All of the entries need to be written out again, exactly as they are.

===== Data for the task

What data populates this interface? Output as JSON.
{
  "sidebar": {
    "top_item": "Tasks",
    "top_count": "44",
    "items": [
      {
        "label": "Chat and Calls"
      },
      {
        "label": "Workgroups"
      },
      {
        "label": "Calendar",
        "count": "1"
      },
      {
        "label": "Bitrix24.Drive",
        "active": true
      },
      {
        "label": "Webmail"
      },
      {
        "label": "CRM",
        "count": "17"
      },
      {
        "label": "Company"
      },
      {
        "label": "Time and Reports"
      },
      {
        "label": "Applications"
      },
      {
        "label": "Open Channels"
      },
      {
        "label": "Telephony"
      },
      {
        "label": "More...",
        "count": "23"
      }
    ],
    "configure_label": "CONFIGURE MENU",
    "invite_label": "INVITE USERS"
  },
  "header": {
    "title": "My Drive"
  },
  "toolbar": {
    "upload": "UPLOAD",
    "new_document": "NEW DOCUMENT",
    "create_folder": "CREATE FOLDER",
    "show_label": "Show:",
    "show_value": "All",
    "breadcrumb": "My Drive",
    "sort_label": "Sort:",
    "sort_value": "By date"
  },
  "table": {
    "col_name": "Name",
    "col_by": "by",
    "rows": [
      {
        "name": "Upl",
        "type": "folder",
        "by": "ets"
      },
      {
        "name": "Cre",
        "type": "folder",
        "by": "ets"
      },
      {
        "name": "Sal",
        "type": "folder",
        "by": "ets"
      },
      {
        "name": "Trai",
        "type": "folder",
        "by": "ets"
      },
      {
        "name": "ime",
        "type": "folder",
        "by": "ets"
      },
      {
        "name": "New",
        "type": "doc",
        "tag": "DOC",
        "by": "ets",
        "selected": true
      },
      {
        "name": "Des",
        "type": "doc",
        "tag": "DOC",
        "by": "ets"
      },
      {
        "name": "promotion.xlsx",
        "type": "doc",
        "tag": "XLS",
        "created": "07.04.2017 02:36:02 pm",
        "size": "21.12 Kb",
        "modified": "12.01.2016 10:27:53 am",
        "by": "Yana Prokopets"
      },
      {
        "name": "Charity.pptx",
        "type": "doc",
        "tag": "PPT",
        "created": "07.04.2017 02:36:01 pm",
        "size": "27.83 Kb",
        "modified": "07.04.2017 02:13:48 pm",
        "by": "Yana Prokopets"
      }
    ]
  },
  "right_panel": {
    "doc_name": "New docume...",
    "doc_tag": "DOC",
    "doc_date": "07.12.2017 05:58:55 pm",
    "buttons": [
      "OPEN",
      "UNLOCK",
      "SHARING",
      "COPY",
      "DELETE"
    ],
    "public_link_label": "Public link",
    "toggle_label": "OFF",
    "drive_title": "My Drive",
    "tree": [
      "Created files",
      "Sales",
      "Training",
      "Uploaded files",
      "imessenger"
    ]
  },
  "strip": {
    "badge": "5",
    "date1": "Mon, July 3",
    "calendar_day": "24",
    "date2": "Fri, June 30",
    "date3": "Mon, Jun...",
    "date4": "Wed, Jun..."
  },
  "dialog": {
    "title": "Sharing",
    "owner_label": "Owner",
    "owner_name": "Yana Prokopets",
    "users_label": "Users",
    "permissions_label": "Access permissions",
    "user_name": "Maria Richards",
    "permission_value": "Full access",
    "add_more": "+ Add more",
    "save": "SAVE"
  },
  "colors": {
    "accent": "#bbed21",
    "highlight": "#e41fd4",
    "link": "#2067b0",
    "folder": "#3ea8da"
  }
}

==========

▸ Solution for this task
What data populates this interface? Output as JSON.
{
  "sidebar": {
    "top_item": "Tasks",
    "top_count": "44",
    "items": [
      {
        "label": "Chat and Calls"
      },
      {
        "label": "Workgroups"
      },
      {
        "label": "Calendar",
        "count": "1"
      },
      {
        "label": "Bitrix24.Drive",
        "active": true
      },
      {
        "label": "Webmail"
      },
      {
        "label": "CRM",
        "count": "17"
      },
      {
        "label": "Company"
      },
      {
        "label": "Time and Reports"
      },
      {
        "label": "Applications"
      },
      {
        "label": "Open Channels"
      },
      {
        "label": "Telephony"
      },
      {
        "label": "More...",
        "count": "23"
      }
    ],
    "configure_label": "CONFIGURE MENU",
    "invite_label": "INVITE USERS"
  },
  "header": {
    "title": "My Drive"
  },
  "toolbar": {
    "upload": "UPLOAD",
    "new_document": "NEW DOCUMENT",
    "create_folder": "CREATE FOLDER",
    "show_label": "Show:",
    "show_value": "All",
    "breadcrumb": "My Drive",
    "sort_label": "Sort:",
    "sort_value": "By date"
  },
  "table": {
    "col_name": "Name",
    "col_by": "by",
    "rows": [
      {
        "name": "Upl",
        "type": "folder",
        "by": "ets"
      },
      {
        "name": "Cre",
        "type": "folder",
        "by": "ets"
      },
      {
        "name": "Sal",
        "type": "folder",
        "by": "ets"
      },
      {
        "name": "Trai",
        "type": "folder",
        "by": "ets"
      },
      {
        "name": "ime",
        "type": "folder",
        "by": "ets"
      },
      {
        "name": "New",
        "type": "doc",
        "tag": "DOC",
        "by": "ets",
        "selected": true
      },
      {
        "name": "Des",
        "type": "doc",
        "tag": "DOC",
        "by": "ets"
      },
      {
        "name": "promotion.xlsx",
        "type": "doc",
        "tag": "XLS",
        "created": "07.04.2017 02:36:02 pm",
        "size": "21.12 Kb",
        "modified": "12.01.2016 10:27:53 am",
        "by": "Yana Prokopets"
      },
      {
        "name": "Charity.pptx",
        "type": "doc",
        "tag": "PPT",
        "created": "07.04.2017 02:36:01 pm",
        "size": "27.83 Kb",
        "modified": "07.04.2017 02:13:48 pm",
        "by": "Yana Prokopets"
      }
    ]
  },
  "right_panel": {
    "doc_name": "New docume...",
    "doc_tag": "DOC",
    "doc_date": "07.12.2017 05:58:55 pm",
    "buttons": [
      "OPEN",
      "UNLOCK",
      "SHARING",
      "COPY",
      "DELETE"
    ],
    "public_link_label": "Public link",
    "toggle_label": "OFF",
    "drive_title": "My Drive",
    "tree": [
      "Created files",
      "Sales",
      "Training",
      "Uploaded files",
      "imessenger"
    ]
  },
  "strip": {
    "badge": "5",
    "date1": "Mon, July 3",
    "calendar_day": "24",
    "date2": "Fri, June 30",
    "date3": "Mon, Jun...",
    "date4": "Wed, Jun..."
  },
  "dialog": {
    "title": "Sharing",
    "owner_label": "Owner",
    "owner_name": "Yana Prokopets",
    "users_label": "Users",
    "permissions_label": "Access permissions",
    "user_name": "Maria Richards",
    "permission_value": "Full access",
    "add_more": "+ Add more",
    "save": "SAVE"
  },
  "colors": {
    "accent": "#bbed21",
    "highlight": "#e41fd4",
    "link": "#2067b0",
    "folder": "#3ea8da"
  }
}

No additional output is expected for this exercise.